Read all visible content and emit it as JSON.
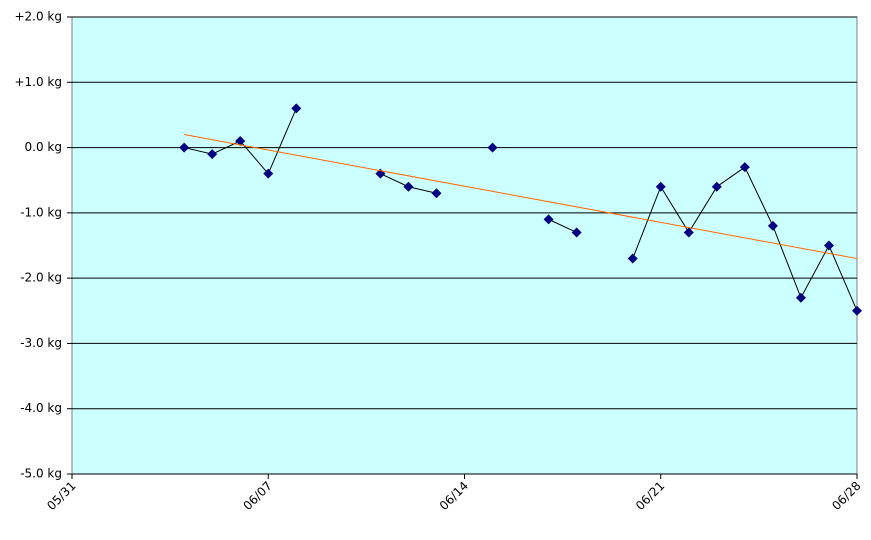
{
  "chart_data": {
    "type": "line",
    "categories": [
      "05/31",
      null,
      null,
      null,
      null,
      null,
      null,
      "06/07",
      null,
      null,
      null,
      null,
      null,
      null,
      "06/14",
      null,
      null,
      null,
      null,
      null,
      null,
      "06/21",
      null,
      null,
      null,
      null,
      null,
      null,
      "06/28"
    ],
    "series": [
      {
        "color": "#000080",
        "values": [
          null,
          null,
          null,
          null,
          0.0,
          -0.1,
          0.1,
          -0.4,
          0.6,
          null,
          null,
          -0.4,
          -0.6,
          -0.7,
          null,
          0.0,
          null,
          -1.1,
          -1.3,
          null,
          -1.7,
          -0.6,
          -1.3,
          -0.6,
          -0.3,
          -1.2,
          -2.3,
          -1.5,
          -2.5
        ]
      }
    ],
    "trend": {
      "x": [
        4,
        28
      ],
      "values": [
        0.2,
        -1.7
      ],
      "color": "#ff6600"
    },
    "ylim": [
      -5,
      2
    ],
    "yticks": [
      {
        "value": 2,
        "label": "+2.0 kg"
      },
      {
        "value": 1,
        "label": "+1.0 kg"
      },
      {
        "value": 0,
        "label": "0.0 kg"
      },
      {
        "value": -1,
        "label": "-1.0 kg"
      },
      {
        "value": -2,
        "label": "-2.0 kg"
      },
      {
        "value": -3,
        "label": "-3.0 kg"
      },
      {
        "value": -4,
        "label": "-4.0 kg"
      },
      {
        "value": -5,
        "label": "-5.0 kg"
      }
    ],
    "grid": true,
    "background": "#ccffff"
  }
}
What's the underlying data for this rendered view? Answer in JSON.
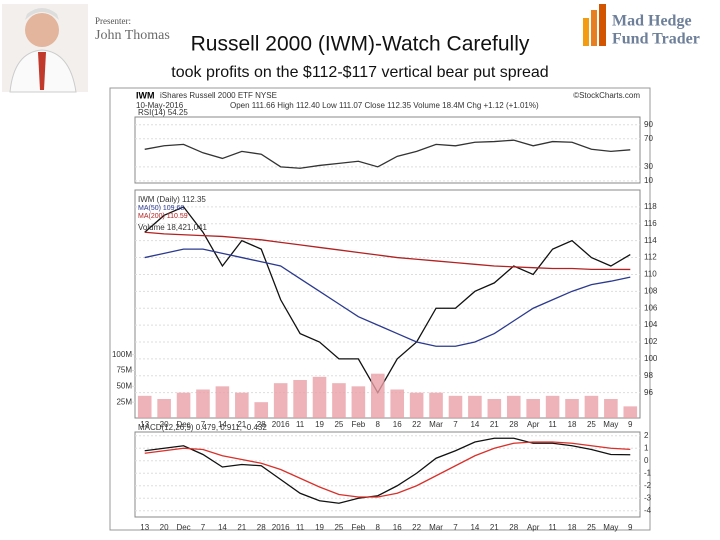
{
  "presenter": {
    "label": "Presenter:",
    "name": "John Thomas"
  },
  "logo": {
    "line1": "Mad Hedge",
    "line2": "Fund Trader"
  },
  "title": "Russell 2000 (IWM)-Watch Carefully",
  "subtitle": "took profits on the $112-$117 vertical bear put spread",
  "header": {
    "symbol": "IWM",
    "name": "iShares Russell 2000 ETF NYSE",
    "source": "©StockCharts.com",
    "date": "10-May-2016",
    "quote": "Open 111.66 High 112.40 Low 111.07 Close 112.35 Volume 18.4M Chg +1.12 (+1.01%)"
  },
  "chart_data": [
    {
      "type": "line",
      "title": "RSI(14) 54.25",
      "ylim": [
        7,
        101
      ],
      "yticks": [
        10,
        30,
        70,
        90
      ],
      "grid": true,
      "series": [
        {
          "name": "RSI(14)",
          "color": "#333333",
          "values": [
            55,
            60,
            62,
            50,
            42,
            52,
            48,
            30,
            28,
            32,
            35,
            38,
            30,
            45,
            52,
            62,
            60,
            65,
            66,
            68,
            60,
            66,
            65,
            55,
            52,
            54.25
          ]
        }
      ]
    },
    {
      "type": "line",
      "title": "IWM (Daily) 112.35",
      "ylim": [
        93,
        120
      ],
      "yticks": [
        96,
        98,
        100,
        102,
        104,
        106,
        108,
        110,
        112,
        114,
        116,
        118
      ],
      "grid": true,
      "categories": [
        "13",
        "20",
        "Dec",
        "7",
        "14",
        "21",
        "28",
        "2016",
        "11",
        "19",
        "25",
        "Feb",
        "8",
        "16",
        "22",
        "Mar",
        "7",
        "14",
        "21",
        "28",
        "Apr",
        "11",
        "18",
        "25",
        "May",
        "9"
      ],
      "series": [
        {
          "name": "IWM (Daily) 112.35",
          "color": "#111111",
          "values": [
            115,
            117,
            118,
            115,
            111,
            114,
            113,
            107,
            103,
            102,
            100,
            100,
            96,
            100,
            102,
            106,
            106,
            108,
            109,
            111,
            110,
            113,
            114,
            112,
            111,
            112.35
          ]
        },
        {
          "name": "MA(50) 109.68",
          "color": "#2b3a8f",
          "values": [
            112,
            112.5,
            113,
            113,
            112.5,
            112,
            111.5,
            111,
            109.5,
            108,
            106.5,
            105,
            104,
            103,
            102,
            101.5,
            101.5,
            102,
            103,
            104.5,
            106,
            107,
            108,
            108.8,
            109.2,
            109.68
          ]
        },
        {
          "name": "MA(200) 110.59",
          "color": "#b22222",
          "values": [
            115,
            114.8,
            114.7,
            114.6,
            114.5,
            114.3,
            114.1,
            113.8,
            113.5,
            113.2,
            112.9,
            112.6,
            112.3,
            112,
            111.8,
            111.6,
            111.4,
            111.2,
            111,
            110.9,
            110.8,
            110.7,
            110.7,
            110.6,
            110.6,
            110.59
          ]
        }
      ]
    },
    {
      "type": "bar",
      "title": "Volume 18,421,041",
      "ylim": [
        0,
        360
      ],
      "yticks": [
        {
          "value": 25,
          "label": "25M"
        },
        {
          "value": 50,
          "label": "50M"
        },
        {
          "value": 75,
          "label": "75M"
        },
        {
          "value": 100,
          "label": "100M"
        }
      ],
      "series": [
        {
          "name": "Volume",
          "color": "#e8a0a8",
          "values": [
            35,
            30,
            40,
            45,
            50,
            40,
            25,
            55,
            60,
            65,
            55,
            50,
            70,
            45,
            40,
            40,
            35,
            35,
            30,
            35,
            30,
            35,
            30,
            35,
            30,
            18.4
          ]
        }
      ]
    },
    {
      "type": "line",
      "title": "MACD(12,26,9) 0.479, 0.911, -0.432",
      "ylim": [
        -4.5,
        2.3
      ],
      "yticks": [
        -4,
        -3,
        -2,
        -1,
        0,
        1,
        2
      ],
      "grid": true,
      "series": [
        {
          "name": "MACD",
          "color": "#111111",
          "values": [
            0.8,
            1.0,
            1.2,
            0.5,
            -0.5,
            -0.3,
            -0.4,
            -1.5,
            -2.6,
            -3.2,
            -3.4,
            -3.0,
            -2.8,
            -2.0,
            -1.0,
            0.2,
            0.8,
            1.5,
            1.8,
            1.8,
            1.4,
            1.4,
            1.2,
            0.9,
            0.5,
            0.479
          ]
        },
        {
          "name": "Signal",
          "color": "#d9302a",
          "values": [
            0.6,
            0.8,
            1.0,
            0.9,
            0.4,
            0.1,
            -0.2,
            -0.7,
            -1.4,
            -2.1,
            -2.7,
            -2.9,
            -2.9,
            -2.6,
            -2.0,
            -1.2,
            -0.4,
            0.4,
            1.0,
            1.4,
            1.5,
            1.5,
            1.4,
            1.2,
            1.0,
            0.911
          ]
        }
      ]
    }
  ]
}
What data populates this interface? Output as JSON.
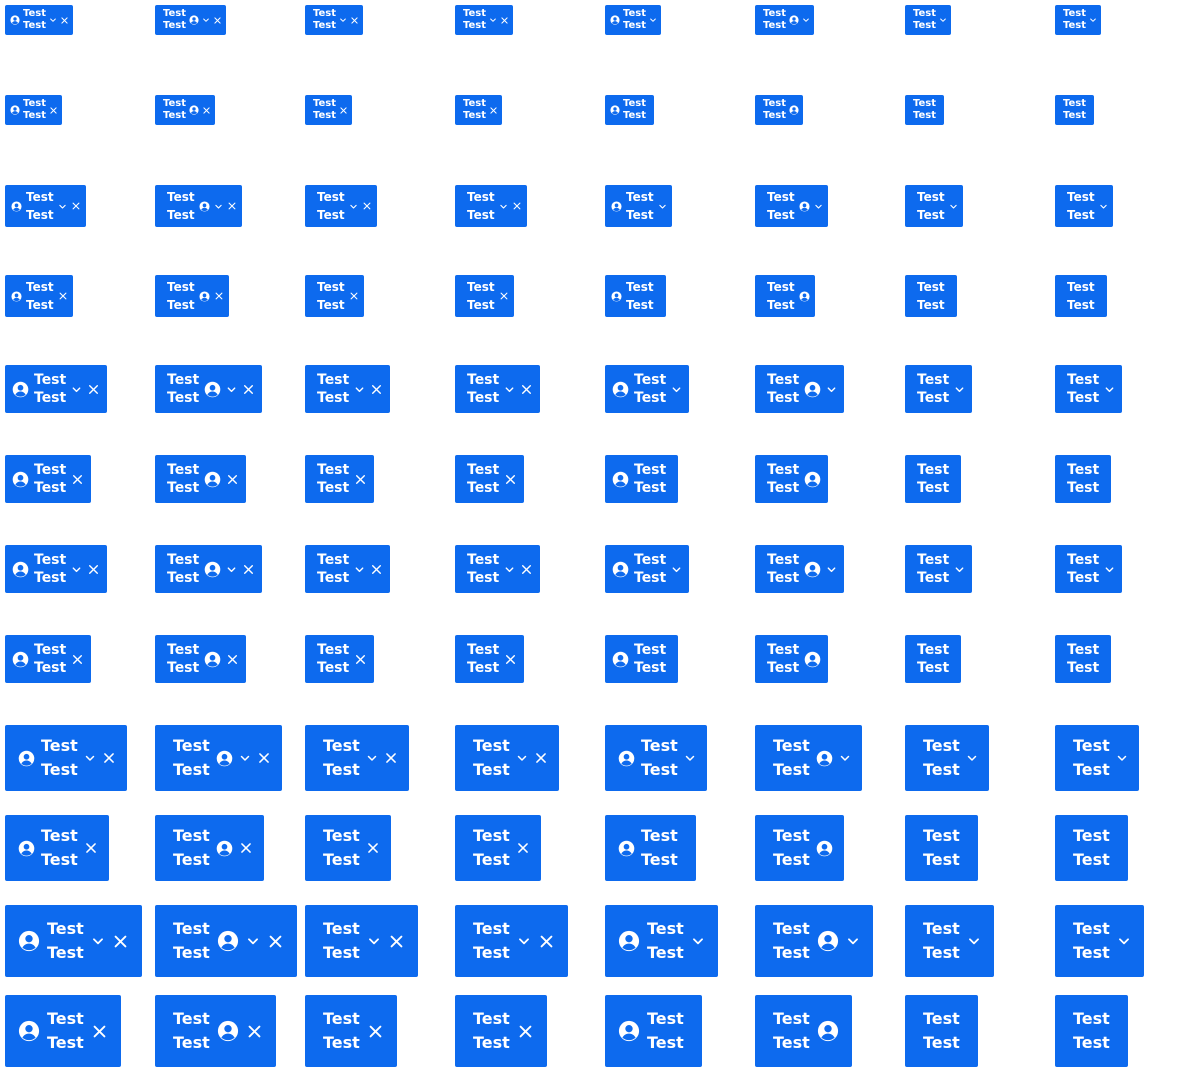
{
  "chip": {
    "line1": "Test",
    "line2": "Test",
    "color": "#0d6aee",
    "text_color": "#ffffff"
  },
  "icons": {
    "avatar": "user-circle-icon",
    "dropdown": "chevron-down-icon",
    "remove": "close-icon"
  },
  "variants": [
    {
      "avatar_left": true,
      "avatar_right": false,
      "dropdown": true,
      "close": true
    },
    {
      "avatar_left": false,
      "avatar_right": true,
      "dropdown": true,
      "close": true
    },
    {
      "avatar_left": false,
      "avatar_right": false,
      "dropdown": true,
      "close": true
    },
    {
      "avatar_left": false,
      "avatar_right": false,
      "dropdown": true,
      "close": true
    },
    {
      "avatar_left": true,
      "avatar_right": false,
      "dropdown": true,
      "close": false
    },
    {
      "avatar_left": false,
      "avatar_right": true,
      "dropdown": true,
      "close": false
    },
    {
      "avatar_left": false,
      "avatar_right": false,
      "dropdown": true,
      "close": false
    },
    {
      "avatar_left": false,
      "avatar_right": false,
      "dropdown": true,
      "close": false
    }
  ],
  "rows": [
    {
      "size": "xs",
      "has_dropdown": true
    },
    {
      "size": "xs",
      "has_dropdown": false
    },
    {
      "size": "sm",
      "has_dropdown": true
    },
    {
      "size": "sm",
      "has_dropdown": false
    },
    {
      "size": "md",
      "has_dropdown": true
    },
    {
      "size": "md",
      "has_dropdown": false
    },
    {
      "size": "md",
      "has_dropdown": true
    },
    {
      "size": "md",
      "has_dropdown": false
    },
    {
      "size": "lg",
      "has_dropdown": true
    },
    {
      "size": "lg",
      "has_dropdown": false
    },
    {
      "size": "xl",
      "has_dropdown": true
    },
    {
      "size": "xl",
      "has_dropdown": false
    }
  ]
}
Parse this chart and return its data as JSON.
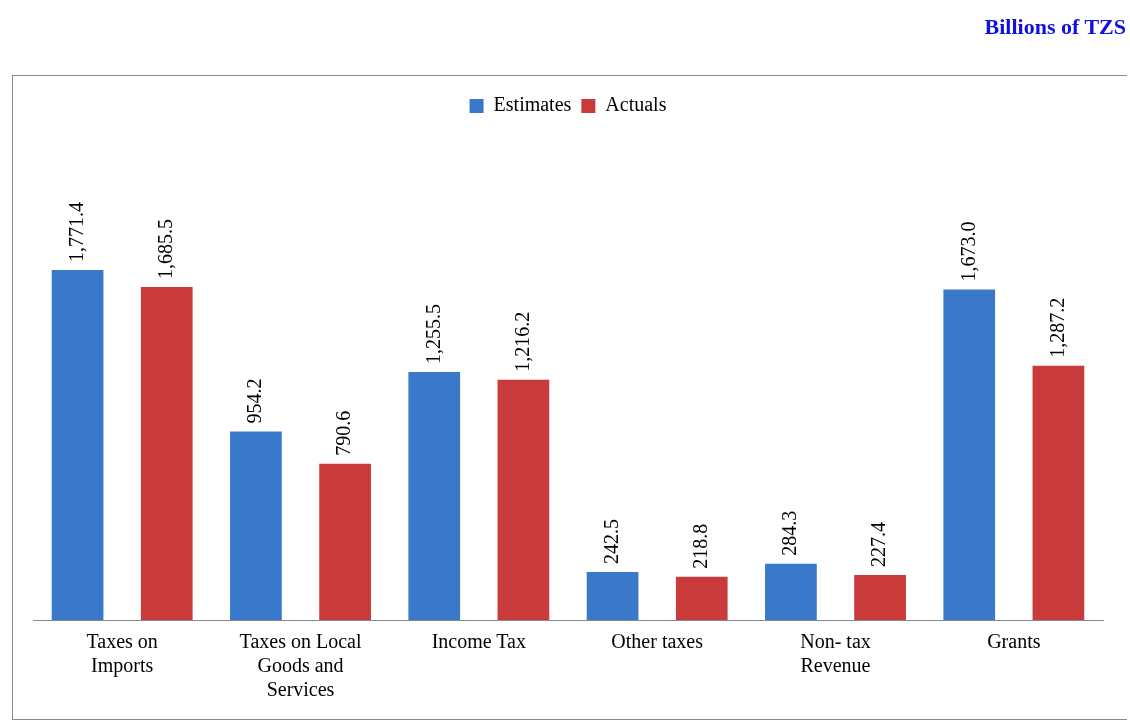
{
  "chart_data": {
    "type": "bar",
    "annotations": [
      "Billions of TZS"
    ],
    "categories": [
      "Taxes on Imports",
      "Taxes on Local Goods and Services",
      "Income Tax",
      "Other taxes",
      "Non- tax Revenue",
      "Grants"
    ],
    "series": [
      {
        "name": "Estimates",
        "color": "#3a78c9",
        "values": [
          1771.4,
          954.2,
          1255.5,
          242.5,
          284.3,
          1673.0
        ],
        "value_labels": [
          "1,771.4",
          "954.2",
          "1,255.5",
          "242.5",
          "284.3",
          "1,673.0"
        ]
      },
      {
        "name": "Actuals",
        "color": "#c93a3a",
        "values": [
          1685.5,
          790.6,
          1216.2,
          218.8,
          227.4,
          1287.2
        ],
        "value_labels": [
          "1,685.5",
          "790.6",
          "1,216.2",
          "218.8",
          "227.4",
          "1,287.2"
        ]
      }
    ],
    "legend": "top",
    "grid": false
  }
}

:::

PROBLEM TO WORK ON: In the entries above, find every line with the word "What" and list it.

SOLUTION TO THIS PROBLEM:
What's the underlying data for this rendered view? Answer in JSON.
What data populates this interface? Output as JSON.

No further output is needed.